Exercise >> Will you transcribe all the entries word for word, skipping the pictures they hold?

** begin Entries provided **

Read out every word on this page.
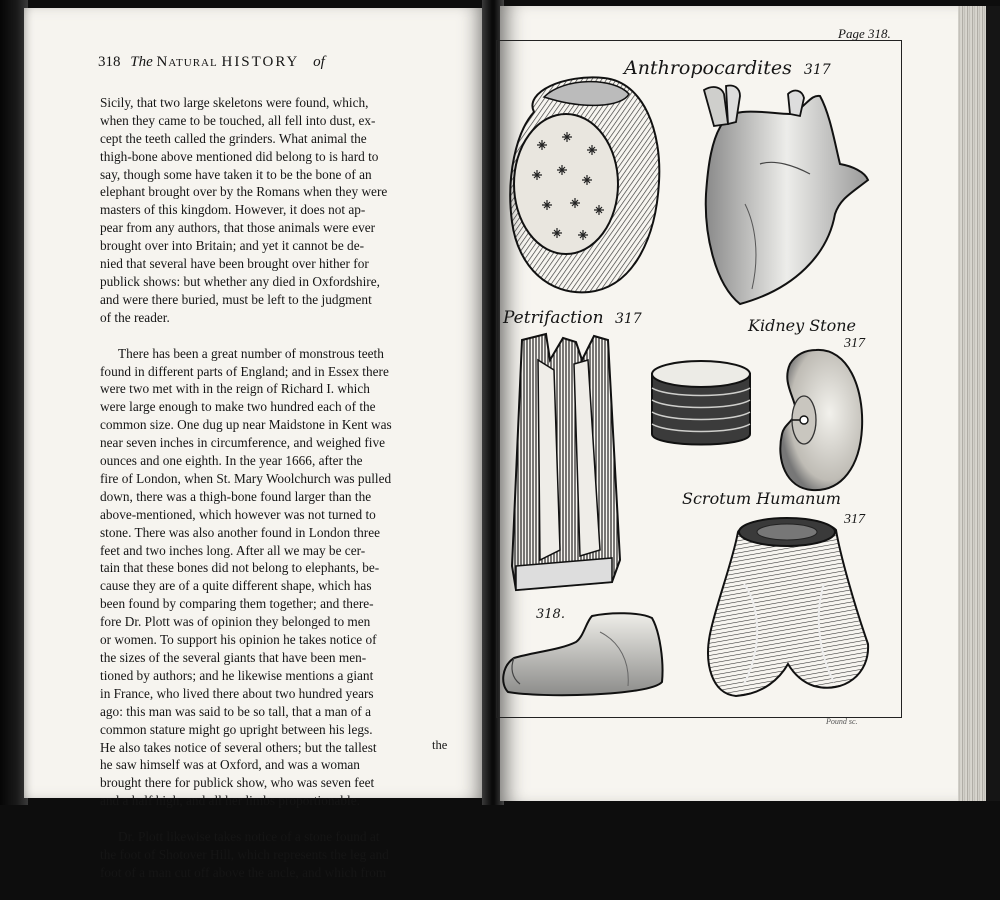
318 The Natural HISTORY of

Sicily, that two large skeletons were found, which,
when they came to be touched, all fell into dust, ex-
cept the teeth called the grinders. What animal the
thigh-bone above mentioned did belong to is hard to
say, though some have taken it to be the bone of an
elephant brought over by the Romans when they were
masters of this kingdom. However, it does not ap-
pear from any authors, that those animals were ever
brought over into Britain; and yet it cannot be de-
nied that several have been brought over hither for
publick shows: but whether any died in Oxfordshire,
and were there buried, must be left to the judgment
of the reader.

There has been a great number of monstrous teeth
found in different parts of England; and in Essex there
were two met with in the reign of Richard I. which
were large enough to make two hundred each of the
common size. One dug up near Maidstone in Kent was
near seven inches in circumference, and weighed five
ounces and one eighth. In the year 1666, after the
fire of London, when St. Mary Woolchurch was pulled
down, there was a thigh-bone found larger than the
above-mentioned, which however was not turned to
stone. There was also another found in London three
feet and two inches long. After all we may be cer-
tain that these bones did not belong to elephants, be-
cause they are of a quite different shape, which has
been found by comparing them together; and there-
fore Dr. Plott was of opinion they belonged to men
or women. To support his opinion he takes notice of
the sizes of the several giants that have been men-
tioned by authors; and he likewise mentions a giant
in France, who lived there about two hundred years
ago: this man was said to be so tall, that a man of a
common stature might go upright between his legs.
He also takes notice of several others; but the tallest
he saw himself was at Oxford, and was a woman
brought there for publick show, who was seven feet
and a half high, and all her limbs proportionable.

Dr. Plott likewise takes notice of a stone found at
the foot of Shotover Hill, which represents the leg and
foot of a man cut off above the ancle, and which from

the
Page 318.
Anthropocardites 317
Petrifaction 317	Kidney Stone
317
Scrotum Humanum
317
318.
Pound sc.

** end Entries provided **

Correct result >>
Read out every word on this page.
318 The Natural HISTORY of

Sicily, that two large skeletons were found, which,
when they came to be touched, all fell into dust, ex-
cept the teeth called the grinders. What animal the
thigh-bone above mentioned did belong to is hard to
say, though some have taken it to be the bone of an
elephant brought over by the Romans when they were
masters of this kingdom. However, it does not ap-
pear from any authors, that those animals were ever
brought over into Britain; and yet it cannot be de-
nied that several have been brought over hither for
publick shows: but whether any died in Oxfordshire,
and were there buried, must be left to the judgment
of the reader.

There has been a great number of monstrous teeth
found in different parts of England; and in Essex there
were two met with in the reign of Richard I. which
were large enough to make two hundred each of the
common size. One dug up near Maidstone in Kent was
near seven inches in circumference, and weighed five
ounces and one eighth. In the year 1666, after the
fire of London, when St. Mary Woolchurch was pulled
down, there was a thigh-bone found larger than the
above-mentioned, which however was not turned to
stone. There was also another found in London three
feet and two inches long. After all we may be cer-
tain that these bones did not belong to elephants, be-
cause they are of a quite different shape, which has
been found by comparing them together; and there-
fore Dr. Plott was of opinion they belonged to men
or women. To support his opinion he takes notice of
the sizes of the several giants that have been men-
tioned by authors; and he likewise mentions a giant
in France, who lived there about two hundred years
ago: this man was said to be so tall, that a man of a
common stature might go upright between his legs.
He also takes notice of several others; but the tallest
he saw himself was at Oxford, and was a woman
brought there for publick show, who was seven feet
and a half high, and all her limbs proportionable.

Dr. Plott likewise takes notice of a stone found at
the foot of Shotover Hill, which represents the leg and
foot of a man cut off above the ancle, and which from

the
Page 318.
Anthropocardites 317
Petrifaction 317	Kidney Stone
317
Scrotum Humanum
317
318.
Pound sc.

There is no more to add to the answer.